┌──
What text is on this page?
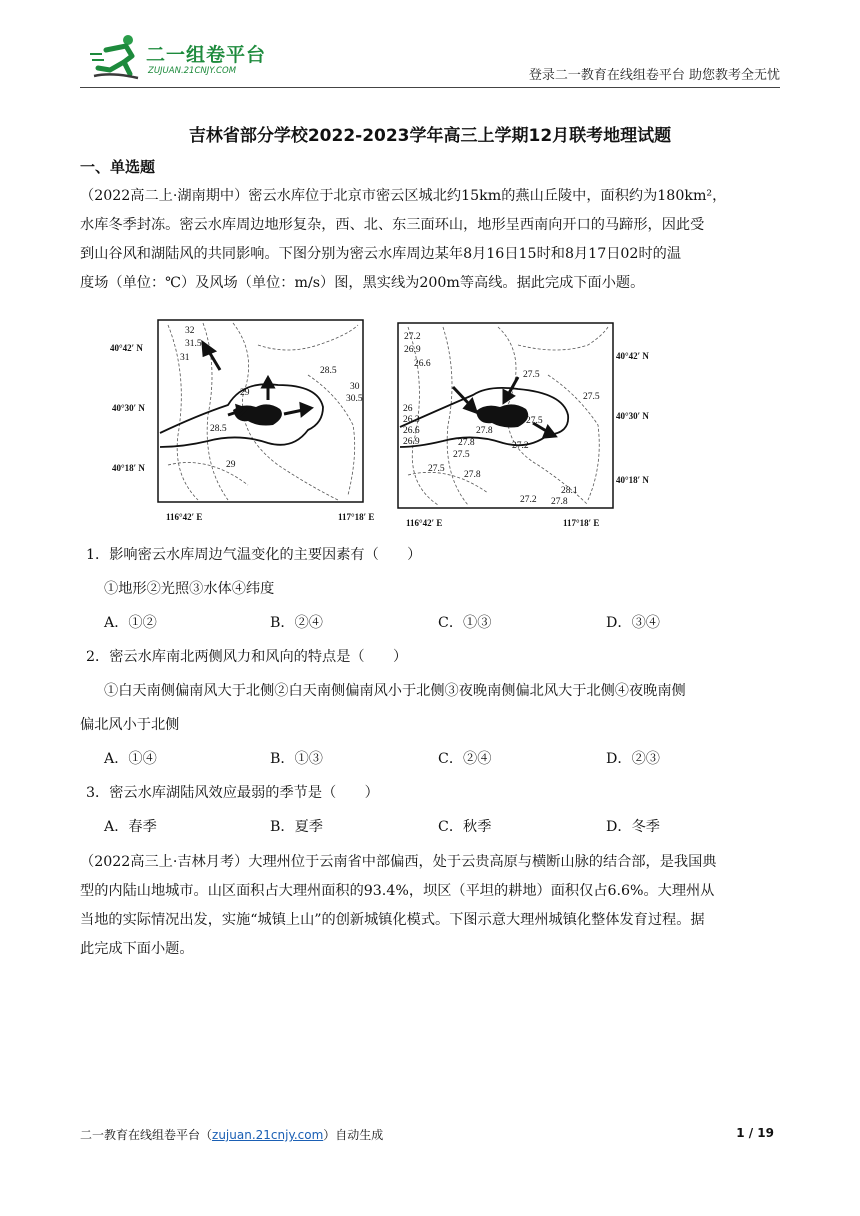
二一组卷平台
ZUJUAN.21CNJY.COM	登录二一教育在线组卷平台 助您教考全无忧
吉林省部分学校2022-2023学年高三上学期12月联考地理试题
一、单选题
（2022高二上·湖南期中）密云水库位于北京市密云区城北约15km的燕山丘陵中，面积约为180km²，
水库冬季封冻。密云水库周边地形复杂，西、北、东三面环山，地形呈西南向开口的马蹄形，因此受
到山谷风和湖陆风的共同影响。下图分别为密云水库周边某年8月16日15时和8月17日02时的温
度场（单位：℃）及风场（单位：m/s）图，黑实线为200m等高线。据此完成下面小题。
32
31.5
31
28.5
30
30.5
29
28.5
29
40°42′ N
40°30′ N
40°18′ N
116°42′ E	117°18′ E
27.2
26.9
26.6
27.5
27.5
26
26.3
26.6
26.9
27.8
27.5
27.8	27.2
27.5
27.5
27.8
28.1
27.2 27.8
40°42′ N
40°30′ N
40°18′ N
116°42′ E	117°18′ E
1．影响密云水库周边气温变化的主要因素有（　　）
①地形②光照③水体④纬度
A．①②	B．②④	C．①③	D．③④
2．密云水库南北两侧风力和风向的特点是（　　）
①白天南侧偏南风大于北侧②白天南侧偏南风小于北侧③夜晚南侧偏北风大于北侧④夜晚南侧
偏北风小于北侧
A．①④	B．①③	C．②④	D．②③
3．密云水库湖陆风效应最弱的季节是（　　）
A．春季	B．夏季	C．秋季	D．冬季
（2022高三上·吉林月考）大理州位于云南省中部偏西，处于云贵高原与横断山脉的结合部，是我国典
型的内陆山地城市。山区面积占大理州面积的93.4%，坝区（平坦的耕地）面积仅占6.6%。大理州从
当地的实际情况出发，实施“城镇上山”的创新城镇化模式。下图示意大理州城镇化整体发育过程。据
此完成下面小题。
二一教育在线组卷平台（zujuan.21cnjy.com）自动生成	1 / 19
└──
┌──
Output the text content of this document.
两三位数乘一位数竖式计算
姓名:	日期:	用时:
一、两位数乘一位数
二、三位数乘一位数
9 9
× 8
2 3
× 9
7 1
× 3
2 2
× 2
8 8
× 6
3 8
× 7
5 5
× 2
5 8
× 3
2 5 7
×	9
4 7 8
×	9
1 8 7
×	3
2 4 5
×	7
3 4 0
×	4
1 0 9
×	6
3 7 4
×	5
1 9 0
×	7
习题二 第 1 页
└──
_EXERCISE INSTRUCTIONS_: From the entries above, copy each line holding "text".

_RESULT OF THE EXERCISE_:
What text is on this page?
Output the text content of this document.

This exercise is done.